>> begin
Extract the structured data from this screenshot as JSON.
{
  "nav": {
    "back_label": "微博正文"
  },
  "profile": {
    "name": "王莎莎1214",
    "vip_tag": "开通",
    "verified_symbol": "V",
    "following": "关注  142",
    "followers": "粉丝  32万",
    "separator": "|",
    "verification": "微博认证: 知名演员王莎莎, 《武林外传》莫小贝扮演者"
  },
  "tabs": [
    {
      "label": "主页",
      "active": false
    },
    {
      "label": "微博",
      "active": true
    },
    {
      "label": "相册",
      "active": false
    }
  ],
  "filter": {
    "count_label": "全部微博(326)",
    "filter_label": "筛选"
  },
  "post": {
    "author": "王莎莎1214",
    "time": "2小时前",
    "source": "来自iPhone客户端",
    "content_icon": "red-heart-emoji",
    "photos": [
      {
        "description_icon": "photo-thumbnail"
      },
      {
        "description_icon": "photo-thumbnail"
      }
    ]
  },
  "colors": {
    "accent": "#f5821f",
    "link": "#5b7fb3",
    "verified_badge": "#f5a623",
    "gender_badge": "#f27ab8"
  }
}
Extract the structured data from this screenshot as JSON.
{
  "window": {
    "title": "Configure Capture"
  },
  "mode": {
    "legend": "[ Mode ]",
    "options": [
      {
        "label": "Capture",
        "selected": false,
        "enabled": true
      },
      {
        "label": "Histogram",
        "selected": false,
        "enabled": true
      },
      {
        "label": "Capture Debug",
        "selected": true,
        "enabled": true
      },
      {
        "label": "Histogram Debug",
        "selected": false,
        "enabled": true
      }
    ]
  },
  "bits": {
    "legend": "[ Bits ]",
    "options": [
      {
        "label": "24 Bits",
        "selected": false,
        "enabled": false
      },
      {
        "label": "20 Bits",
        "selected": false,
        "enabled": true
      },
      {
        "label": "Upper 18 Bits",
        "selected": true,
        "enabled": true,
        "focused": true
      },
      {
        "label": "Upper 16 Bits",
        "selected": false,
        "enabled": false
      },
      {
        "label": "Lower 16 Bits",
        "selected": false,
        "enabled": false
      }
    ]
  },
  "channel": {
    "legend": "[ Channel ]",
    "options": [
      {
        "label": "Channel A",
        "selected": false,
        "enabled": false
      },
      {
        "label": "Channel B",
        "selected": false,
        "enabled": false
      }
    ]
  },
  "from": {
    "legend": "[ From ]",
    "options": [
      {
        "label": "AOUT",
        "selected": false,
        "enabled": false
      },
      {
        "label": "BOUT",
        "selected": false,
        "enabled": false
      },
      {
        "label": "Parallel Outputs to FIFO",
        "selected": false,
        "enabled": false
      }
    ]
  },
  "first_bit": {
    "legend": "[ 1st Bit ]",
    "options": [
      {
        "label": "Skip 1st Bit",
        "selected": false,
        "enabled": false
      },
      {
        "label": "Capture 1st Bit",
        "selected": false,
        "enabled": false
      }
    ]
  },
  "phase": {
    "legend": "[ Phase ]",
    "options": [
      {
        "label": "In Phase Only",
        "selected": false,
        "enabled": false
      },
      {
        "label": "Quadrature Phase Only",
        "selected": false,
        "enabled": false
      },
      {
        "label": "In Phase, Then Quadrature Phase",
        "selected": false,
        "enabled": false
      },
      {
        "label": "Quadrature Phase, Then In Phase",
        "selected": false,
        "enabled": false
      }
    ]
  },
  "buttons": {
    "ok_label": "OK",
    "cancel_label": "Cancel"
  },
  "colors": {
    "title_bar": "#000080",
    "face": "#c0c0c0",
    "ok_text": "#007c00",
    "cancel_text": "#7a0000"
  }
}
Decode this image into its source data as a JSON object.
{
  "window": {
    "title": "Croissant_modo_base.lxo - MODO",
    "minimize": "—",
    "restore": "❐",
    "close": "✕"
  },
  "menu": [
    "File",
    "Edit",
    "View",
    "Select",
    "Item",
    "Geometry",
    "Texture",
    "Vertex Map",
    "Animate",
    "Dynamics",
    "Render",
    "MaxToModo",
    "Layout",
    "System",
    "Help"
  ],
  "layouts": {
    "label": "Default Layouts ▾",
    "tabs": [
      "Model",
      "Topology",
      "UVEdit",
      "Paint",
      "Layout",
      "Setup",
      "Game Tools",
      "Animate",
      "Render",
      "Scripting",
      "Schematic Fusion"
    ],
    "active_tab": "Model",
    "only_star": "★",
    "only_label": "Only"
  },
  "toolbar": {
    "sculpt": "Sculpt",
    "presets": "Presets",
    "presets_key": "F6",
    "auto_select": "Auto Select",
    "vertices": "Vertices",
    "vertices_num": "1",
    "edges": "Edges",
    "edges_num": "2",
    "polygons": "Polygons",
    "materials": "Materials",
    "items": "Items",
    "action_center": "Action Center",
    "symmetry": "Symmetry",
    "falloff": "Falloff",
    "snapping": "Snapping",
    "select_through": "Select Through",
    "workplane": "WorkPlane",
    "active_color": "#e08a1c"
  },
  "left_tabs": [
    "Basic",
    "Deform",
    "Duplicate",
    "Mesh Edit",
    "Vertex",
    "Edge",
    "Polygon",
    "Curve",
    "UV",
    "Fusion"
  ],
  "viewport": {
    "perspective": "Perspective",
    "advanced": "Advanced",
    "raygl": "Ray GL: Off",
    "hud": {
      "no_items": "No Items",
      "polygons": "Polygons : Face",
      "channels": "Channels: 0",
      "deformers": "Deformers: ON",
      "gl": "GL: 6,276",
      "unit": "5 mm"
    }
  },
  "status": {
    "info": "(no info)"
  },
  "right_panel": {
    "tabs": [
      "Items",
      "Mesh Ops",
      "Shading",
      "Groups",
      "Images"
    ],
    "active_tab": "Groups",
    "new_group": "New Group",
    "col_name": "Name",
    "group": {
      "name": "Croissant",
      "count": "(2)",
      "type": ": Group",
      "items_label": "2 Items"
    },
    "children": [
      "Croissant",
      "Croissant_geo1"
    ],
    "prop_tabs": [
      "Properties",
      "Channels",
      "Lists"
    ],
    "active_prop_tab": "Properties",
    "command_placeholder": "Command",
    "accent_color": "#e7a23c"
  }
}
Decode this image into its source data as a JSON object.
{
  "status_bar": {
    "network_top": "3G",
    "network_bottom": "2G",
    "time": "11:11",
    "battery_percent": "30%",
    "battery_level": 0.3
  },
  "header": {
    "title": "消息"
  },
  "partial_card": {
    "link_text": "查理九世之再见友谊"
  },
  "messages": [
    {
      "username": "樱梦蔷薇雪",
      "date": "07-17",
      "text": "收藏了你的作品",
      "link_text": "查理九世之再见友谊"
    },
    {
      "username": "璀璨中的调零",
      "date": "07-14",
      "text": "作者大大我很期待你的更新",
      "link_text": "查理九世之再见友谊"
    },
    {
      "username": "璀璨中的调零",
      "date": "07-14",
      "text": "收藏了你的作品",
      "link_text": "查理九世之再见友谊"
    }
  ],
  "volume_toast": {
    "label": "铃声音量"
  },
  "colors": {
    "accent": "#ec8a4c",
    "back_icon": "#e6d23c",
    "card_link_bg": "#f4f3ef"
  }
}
>> end
* [REQUIRED WORK]
Return all the data above once more, precisely as given.

* [THE OUTPUT]
Extract the structured data from this screenshot as JSON.
{
  "nav": {
    "back_label": "微博正文"
  },
  "profile": {
    "name": "王莎莎1214",
    "vip_tag": "开通",
    "verified_symbol": "V",
    "following": "关注  142",
    "followers": "粉丝  32万",
    "separator": "|",
    "verification": "微博认证: 知名演员王莎莎, 《武林外传》莫小贝扮演者"
  },
  "tabs": [
    {
      "label": "主页",
      "active": false
    },
    {
      "label": "微博",
      "active": true
    },
    {
      "label": "相册",
      "active": false
    }
  ],
  "filter": {
    "count_label": "全部微博(326)",
    "filter_label": "筛选"
  },
  "post": {
    "author": "王莎莎1214",
    "time": "2小时前",
    "source": "来自iPhone客户端",
    "content_icon": "red-heart-emoji",
    "photos": [
      {
        "description_icon": "photo-thumbnail"
      },
      {
        "description_icon": "photo-thumbnail"
      }
    ]
  },
  "colors": {
    "accent": "#f5821f",
    "link": "#5b7fb3",
    "verified_badge": "#f5a623",
    "gender_badge": "#f27ab8"
  }
}
Extract the structured data from this screenshot as JSON.
{
  "window": {
    "title": "Configure Capture"
  },
  "mode": {
    "legend": "[ Mode ]",
    "options": [
      {
        "label": "Capture",
        "selected": false,
        "enabled": true
      },
      {
        "label": "Histogram",
        "selected": false,
        "enabled": true
      },
      {
        "label": "Capture Debug",
        "selected": true,
        "enabled": true
      },
      {
        "label": "Histogram Debug",
        "selected": false,
        "enabled": true
      }
    ]
  },
  "bits": {
    "legend": "[ Bits ]",
    "options": [
      {
        "label": "24 Bits",
        "selected": false,
        "enabled": false
      },
      {
        "label": "20 Bits",
        "selected": false,
        "enabled": true
      },
      {
        "label": "Upper 18 Bits",
        "selected": true,
        "enabled": true,
        "focused": true
      },
      {
        "label": "Upper 16 Bits",
        "selected": false,
        "enabled": false
      },
      {
        "label": "Lower 16 Bits",
        "selected": false,
        "enabled": false
      }
    ]
  },
  "channel": {
    "legend": "[ Channel ]",
    "options": [
      {
        "label": "Channel A",
        "selected": false,
        "enabled": false
      },
      {
        "label": "Channel B",
        "selected": false,
        "enabled": false
      }
    ]
  },
  "from": {
    "legend": "[ From ]",
    "options": [
      {
        "label": "AOUT",
        "selected": false,
        "enabled": false
      },
      {
        "label": "BOUT",
        "selected": false,
        "enabled": false
      },
      {
        "label": "Parallel Outputs to FIFO",
        "selected": false,
        "enabled": false
      }
    ]
  },
  "first_bit": {
    "legend": "[ 1st Bit ]",
    "options": [
      {
        "label": "Skip 1st Bit",
        "selected": false,
        "enabled": false
      },
      {
        "label": "Capture 1st Bit",
        "selected": false,
        "enabled": false
      }
    ]
  },
  "phase": {
    "legend": "[ Phase ]",
    "options": [
      {
        "label": "In Phase Only",
        "selected": false,
        "enabled": false
      },
      {
        "label": "Quadrature Phase Only",
        "selected": false,
        "enabled": false
      },
      {
        "label": "In Phase, Then Quadrature Phase",
        "selected": false,
        "enabled": false
      },
      {
        "label": "Quadrature Phase, Then In Phase",
        "selected": false,
        "enabled": false
      }
    ]
  },
  "buttons": {
    "ok_label": "OK",
    "cancel_label": "Cancel"
  },
  "colors": {
    "title_bar": "#000080",
    "face": "#c0c0c0",
    "ok_text": "#007c00",
    "cancel_text": "#7a0000"
  }
}
Decode this image into its source data as a JSON object.
{
  "window": {
    "title": "Croissant_modo_base.lxo - MODO",
    "minimize": "—",
    "restore": "❐",
    "close": "✕"
  },
  "menu": [
    "File",
    "Edit",
    "View",
    "Select",
    "Item",
    "Geometry",
    "Texture",
    "Vertex Map",
    "Animate",
    "Dynamics",
    "Render",
    "MaxToModo",
    "Layout",
    "System",
    "Help"
  ],
  "layouts": {
    "label": "Default Layouts ▾",
    "tabs": [
      "Model",
      "Topology",
      "UVEdit",
      "Paint",
      "Layout",
      "Setup",
      "Game Tools",
      "Animate",
      "Render",
      "Scripting",
      "Schematic Fusion"
    ],
    "active_tab": "Model",
    "only_star": "★",
    "only_label": "Only"
  },
  "toolbar": {
    "sculpt": "Sculpt",
    "presets": "Presets",
    "presets_key": "F6",
    "auto_select": "Auto Select",
    "vertices": "Vertices",
    "vertices_num": "1",
    "edges": "Edges",
    "edges_num": "2",
    "polygons": "Polygons",
    "materials": "Materials",
    "items": "Items",
    "action_center": "Action Center",
    "symmetry": "Symmetry",
    "falloff": "Falloff",
    "snapping": "Snapping",
    "select_through": "Select Through",
    "workplane": "WorkPlane",
    "active_color": "#e08a1c"
  },
  "left_tabs": [
    "Basic",
    "Deform",
    "Duplicate",
    "Mesh Edit",
    "Vertex",
    "Edge",
    "Polygon",
    "Curve",
    "UV",
    "Fusion"
  ],
  "viewport": {
    "perspective": "Perspective",
    "advanced": "Advanced",
    "raygl": "Ray GL: Off",
    "hud": {
      "no_items": "No Items",
      "polygons": "Polygons : Face",
      "channels": "Channels: 0",
      "deformers": "Deformers: ON",
      "gl": "GL: 6,276",
      "unit": "5 mm"
    }
  },
  "status": {
    "info": "(no info)"
  },
  "right_panel": {
    "tabs": [
      "Items",
      "Mesh Ops",
      "Shading",
      "Groups",
      "Images"
    ],
    "active_tab": "Groups",
    "new_group": "New Group",
    "col_name": "Name",
    "group": {
      "name": "Croissant",
      "count": "(2)",
      "type": ": Group",
      "items_label": "2 Items"
    },
    "children": [
      "Croissant",
      "Croissant_geo1"
    ],
    "prop_tabs": [
      "Properties",
      "Channels",
      "Lists"
    ],
    "active_prop_tab": "Properties",
    "command_placeholder": "Command",
    "accent_color": "#e7a23c"
  }
}
Decode this image into its source data as a JSON object.
{
  "status_bar": {
    "network_top": "3G",
    "network_bottom": "2G",
    "time": "11:11",
    "battery_percent": "30%",
    "battery_level": 0.3
  },
  "header": {
    "title": "消息"
  },
  "partial_card": {
    "link_text": "查理九世之再见友谊"
  },
  "messages": [
    {
      "username": "樱梦蔷薇雪",
      "date": "07-17",
      "text": "收藏了你的作品",
      "link_text": "查理九世之再见友谊"
    },
    {
      "username": "璀璨中的调零",
      "date": "07-14",
      "text": "作者大大我很期待你的更新",
      "link_text": "查理九世之再见友谊"
    },
    {
      "username": "璀璨中的调零",
      "date": "07-14",
      "text": "收藏了你的作品",
      "link_text": "查理九世之再见友谊"
    }
  ],
  "volume_toast": {
    "label": "铃声音量"
  },
  "colors": {
    "accent": "#ec8a4c",
    "back_icon": "#e6d23c",
    "card_link_bg": "#f4f3ef"
  }
}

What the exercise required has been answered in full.